AIM OF THE TASK —
Among the entries below, find each line with "ihrer" and show it.

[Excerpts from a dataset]
=== Section Start ===

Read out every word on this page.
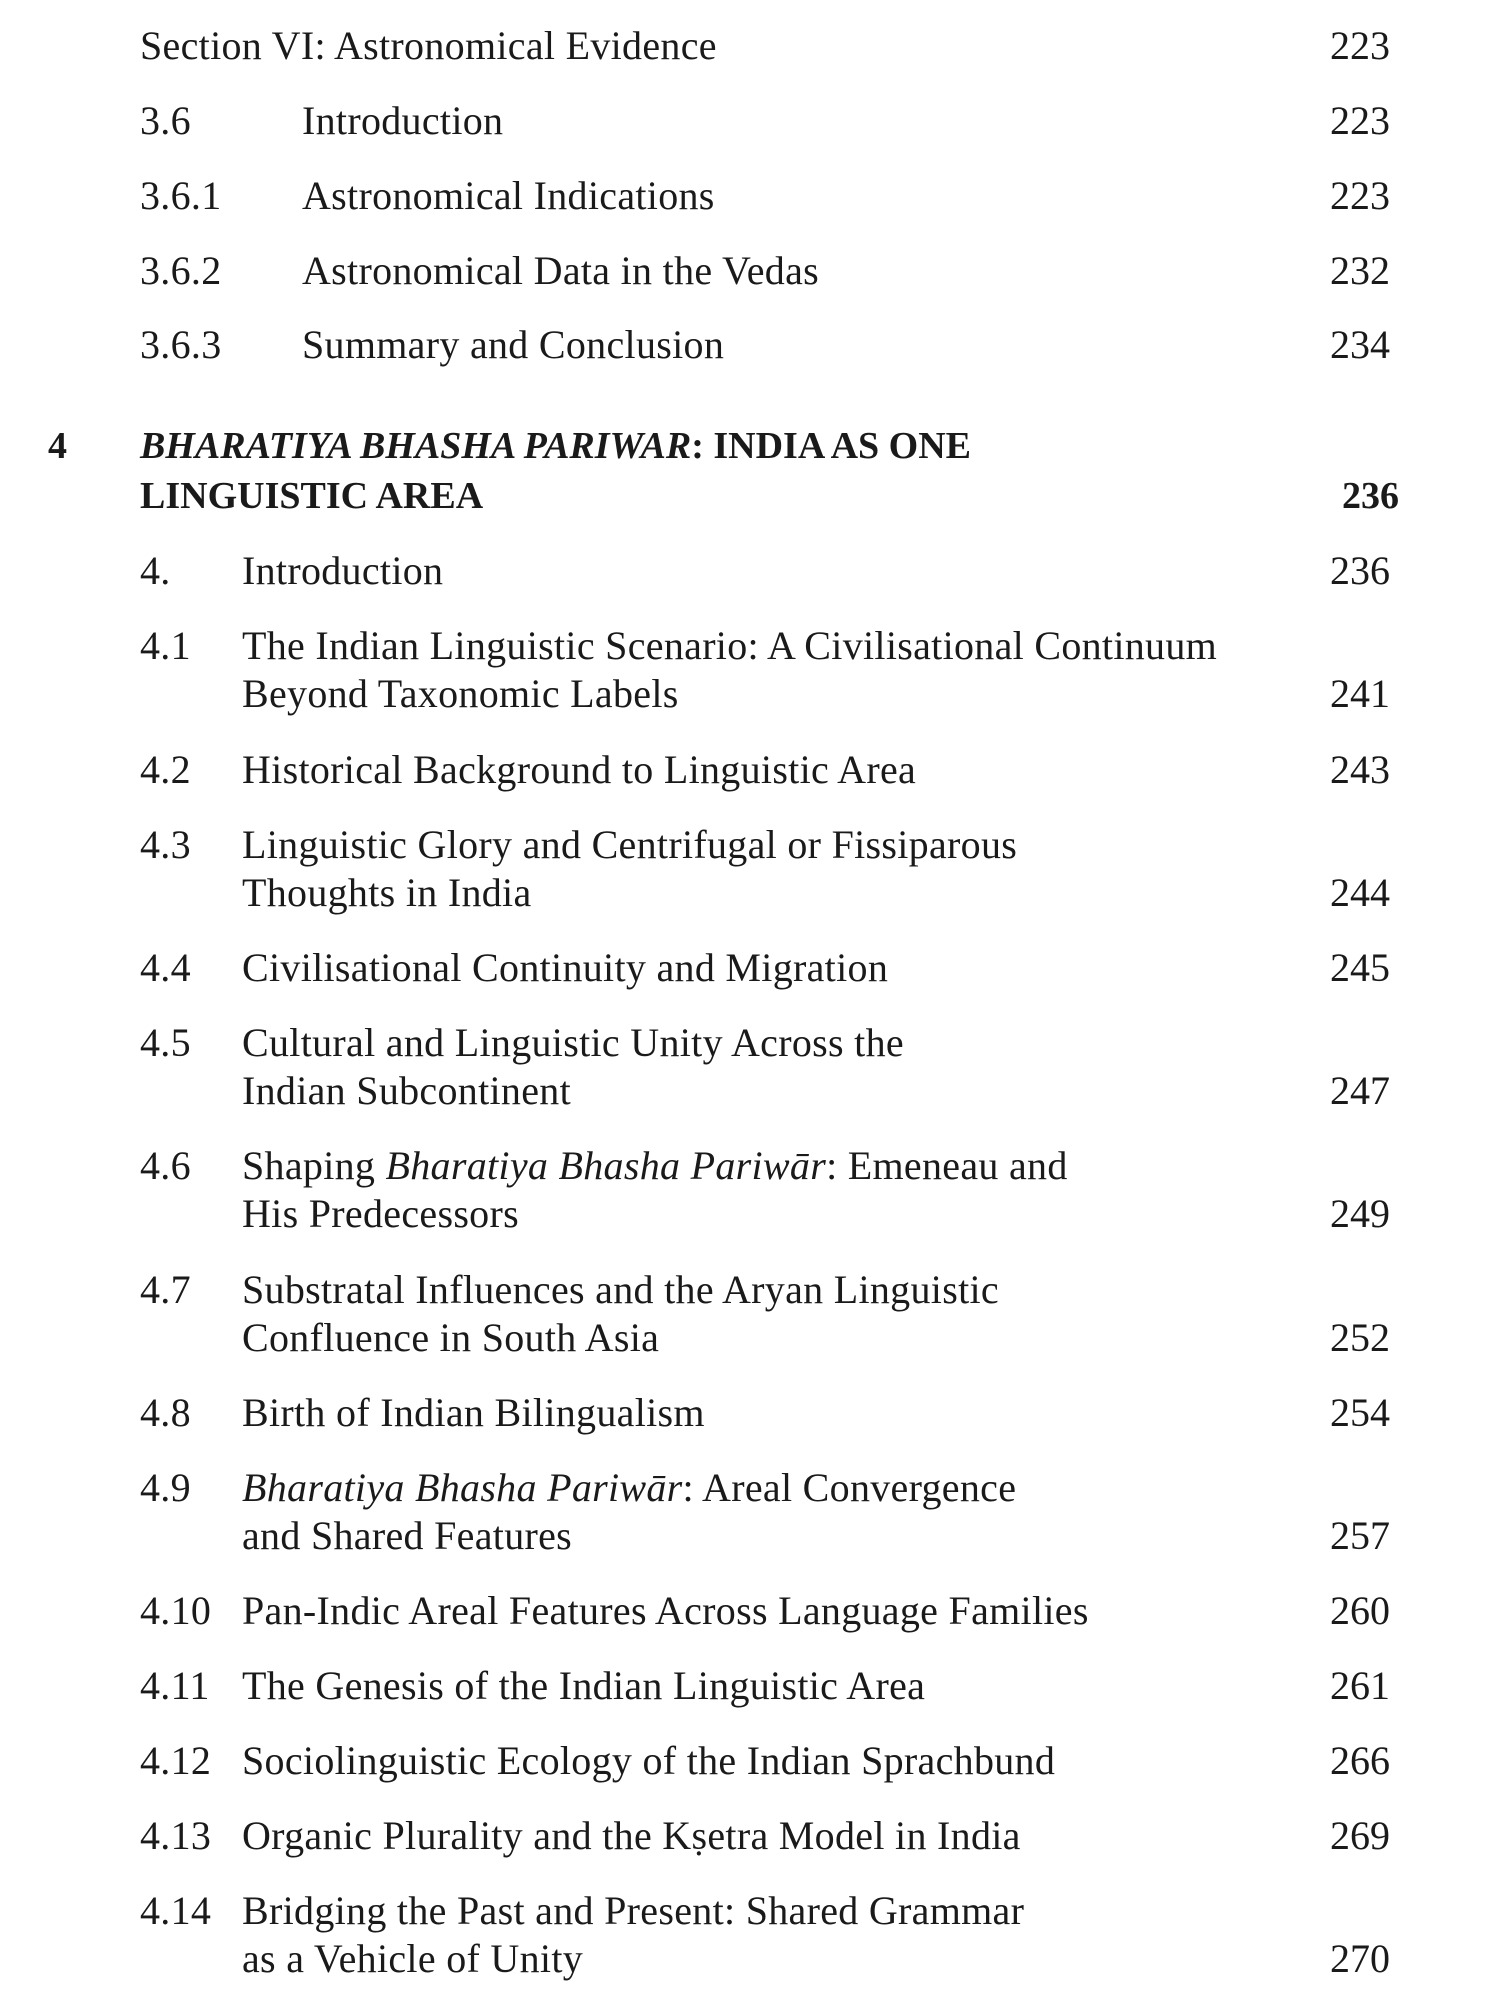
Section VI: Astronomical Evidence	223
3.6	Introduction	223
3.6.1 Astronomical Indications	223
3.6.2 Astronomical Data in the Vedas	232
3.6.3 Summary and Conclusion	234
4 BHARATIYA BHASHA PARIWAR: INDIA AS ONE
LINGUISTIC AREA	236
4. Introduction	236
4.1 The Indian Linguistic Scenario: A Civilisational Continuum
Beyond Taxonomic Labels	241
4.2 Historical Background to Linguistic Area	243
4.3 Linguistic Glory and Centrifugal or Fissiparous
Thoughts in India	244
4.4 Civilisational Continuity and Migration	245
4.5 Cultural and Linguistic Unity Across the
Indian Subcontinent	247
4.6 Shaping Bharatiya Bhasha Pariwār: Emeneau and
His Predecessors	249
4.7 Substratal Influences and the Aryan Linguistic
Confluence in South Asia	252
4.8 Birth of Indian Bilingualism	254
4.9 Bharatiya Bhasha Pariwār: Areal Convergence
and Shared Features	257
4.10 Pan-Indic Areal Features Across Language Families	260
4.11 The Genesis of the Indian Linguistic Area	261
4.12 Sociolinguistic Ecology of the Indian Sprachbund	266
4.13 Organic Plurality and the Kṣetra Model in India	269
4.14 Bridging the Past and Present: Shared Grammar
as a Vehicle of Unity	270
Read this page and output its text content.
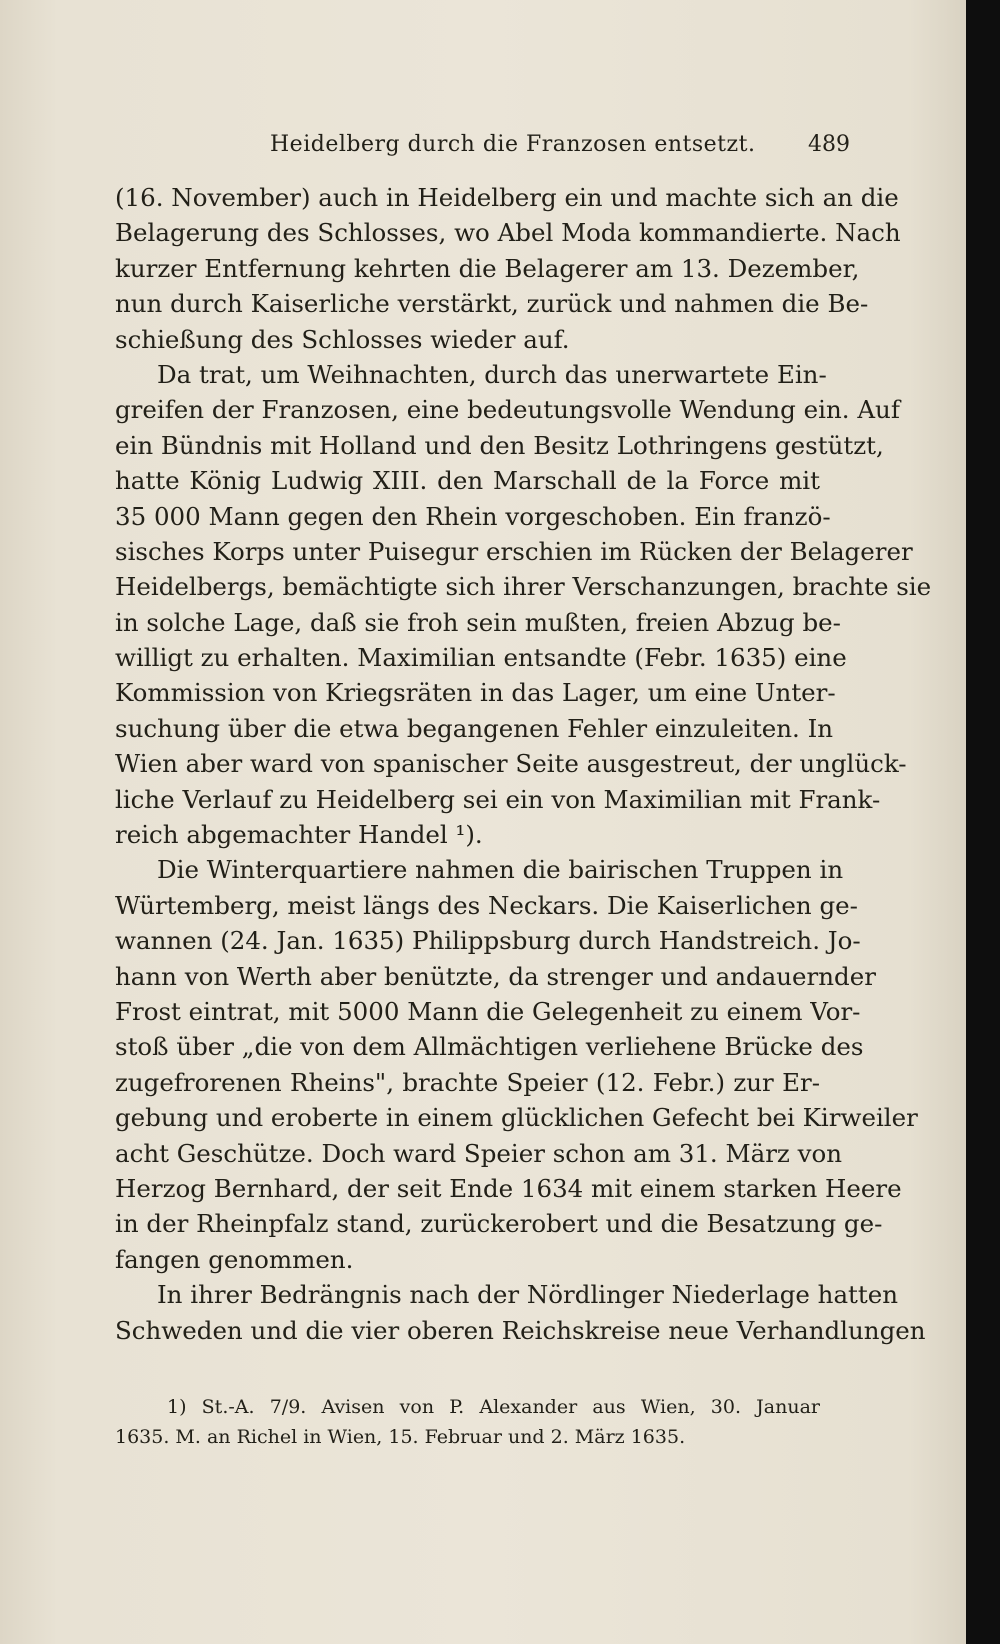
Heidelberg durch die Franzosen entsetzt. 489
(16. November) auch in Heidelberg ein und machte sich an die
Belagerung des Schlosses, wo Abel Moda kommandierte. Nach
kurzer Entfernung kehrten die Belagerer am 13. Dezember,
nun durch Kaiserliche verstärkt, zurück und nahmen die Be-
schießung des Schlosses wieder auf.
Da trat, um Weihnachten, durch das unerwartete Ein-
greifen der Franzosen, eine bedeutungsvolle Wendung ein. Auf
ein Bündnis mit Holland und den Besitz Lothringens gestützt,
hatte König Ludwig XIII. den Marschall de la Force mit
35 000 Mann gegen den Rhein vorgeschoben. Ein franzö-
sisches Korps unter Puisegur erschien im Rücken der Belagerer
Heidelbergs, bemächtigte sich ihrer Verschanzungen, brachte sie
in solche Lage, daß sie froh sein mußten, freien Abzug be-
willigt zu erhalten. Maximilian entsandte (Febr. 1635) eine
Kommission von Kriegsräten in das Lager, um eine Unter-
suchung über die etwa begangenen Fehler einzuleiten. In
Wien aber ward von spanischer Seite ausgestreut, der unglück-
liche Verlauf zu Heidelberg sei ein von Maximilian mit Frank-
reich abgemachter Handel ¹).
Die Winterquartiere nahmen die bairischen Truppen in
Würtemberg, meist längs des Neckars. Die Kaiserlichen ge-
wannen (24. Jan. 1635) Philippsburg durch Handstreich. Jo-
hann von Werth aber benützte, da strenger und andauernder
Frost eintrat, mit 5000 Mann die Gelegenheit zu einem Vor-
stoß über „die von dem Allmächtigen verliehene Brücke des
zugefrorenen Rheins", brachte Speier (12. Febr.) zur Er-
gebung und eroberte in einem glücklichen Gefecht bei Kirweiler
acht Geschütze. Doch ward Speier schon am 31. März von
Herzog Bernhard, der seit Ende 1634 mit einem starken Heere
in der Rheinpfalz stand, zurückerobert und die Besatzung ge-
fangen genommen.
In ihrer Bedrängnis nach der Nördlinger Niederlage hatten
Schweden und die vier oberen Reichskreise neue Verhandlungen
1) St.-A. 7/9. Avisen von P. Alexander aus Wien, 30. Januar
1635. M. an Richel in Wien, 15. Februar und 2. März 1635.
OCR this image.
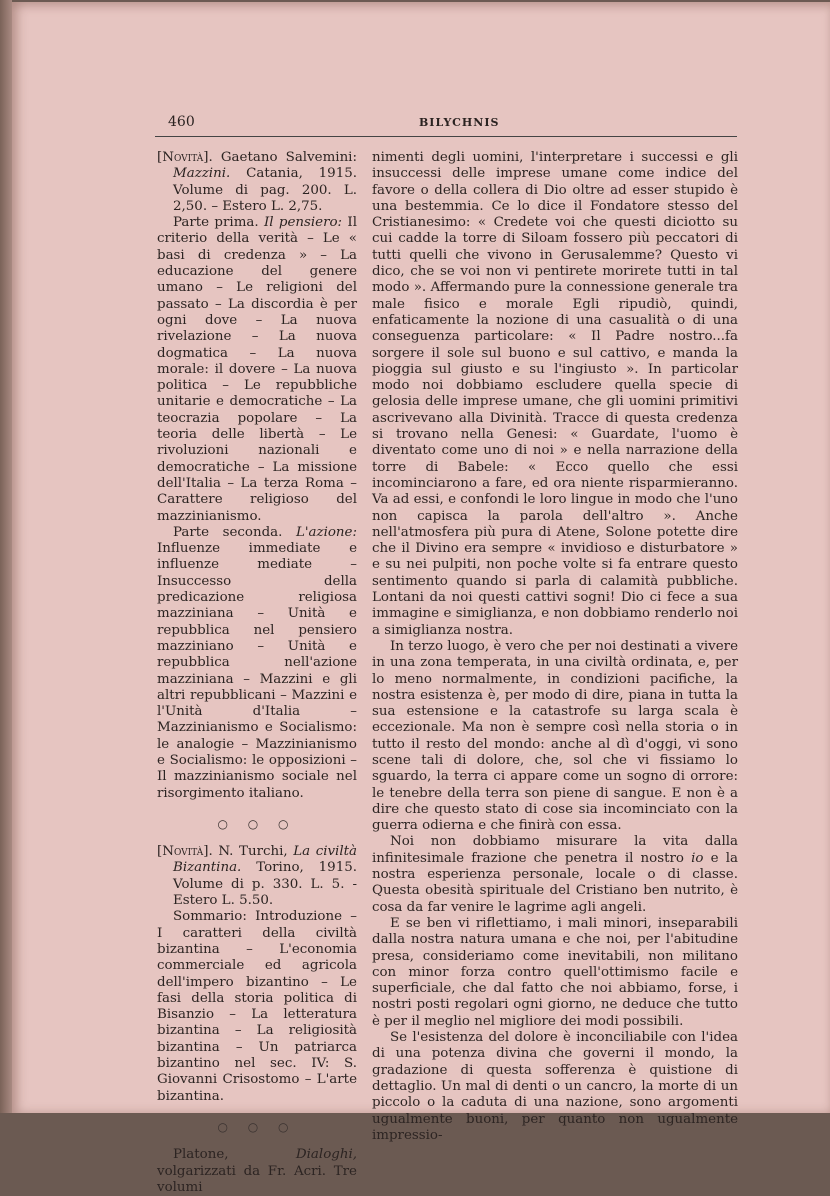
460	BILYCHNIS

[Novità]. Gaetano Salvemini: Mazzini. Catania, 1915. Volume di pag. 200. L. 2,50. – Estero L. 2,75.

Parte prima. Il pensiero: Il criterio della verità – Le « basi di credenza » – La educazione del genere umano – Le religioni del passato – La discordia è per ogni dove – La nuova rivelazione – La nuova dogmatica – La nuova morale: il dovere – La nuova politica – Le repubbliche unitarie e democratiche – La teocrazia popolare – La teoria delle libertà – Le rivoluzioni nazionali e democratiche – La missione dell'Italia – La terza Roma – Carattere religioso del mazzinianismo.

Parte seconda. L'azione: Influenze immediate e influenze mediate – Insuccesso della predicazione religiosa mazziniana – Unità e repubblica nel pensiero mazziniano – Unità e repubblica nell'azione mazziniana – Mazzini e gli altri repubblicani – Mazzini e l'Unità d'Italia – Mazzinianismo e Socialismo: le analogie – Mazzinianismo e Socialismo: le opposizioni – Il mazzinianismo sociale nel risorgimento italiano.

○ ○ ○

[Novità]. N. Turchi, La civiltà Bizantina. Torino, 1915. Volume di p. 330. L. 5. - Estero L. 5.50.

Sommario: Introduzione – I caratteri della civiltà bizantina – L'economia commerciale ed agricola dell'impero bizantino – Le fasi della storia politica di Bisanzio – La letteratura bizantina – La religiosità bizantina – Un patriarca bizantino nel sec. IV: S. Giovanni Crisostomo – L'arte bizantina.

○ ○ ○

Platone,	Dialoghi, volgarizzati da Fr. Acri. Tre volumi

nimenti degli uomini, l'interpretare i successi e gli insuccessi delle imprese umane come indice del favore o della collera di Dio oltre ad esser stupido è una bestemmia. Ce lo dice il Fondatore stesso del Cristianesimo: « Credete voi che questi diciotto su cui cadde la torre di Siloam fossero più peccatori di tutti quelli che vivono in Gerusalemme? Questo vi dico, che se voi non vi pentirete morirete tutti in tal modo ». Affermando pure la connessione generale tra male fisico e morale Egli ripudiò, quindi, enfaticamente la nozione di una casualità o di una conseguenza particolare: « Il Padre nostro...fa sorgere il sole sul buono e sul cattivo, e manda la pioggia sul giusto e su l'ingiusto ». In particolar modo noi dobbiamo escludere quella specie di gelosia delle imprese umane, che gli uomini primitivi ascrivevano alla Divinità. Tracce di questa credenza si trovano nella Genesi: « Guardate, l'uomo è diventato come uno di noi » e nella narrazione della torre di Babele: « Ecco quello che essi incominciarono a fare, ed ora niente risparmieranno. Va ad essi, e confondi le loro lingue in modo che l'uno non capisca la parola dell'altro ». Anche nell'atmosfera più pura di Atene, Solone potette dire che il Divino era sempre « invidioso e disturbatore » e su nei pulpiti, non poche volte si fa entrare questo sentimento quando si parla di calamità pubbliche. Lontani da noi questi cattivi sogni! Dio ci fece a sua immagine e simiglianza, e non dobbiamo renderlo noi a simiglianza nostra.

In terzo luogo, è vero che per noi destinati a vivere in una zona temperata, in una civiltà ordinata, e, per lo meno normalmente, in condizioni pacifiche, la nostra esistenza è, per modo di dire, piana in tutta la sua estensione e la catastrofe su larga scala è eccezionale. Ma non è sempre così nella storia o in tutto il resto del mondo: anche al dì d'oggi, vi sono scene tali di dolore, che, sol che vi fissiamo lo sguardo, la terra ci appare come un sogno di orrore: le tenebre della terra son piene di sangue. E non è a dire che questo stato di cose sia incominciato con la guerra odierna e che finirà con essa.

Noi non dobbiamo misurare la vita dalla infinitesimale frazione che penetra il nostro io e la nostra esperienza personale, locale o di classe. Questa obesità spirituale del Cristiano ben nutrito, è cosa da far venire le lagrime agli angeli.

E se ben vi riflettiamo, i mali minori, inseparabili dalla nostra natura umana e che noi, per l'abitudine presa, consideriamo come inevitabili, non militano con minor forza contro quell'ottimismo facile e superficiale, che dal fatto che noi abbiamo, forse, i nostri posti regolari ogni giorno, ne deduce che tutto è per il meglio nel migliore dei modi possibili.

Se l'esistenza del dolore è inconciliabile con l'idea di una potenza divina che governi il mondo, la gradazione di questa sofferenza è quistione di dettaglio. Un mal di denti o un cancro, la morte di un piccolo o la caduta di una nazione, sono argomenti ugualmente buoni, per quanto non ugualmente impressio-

=== Section End ===

ANSWER TO THE PROBLEM —
Heidelbergs, bemächtigte sich ihrer Verschanzungen, brachte sie
In ihrer Bedrängnis nach der Nördlinger Niederlage hatten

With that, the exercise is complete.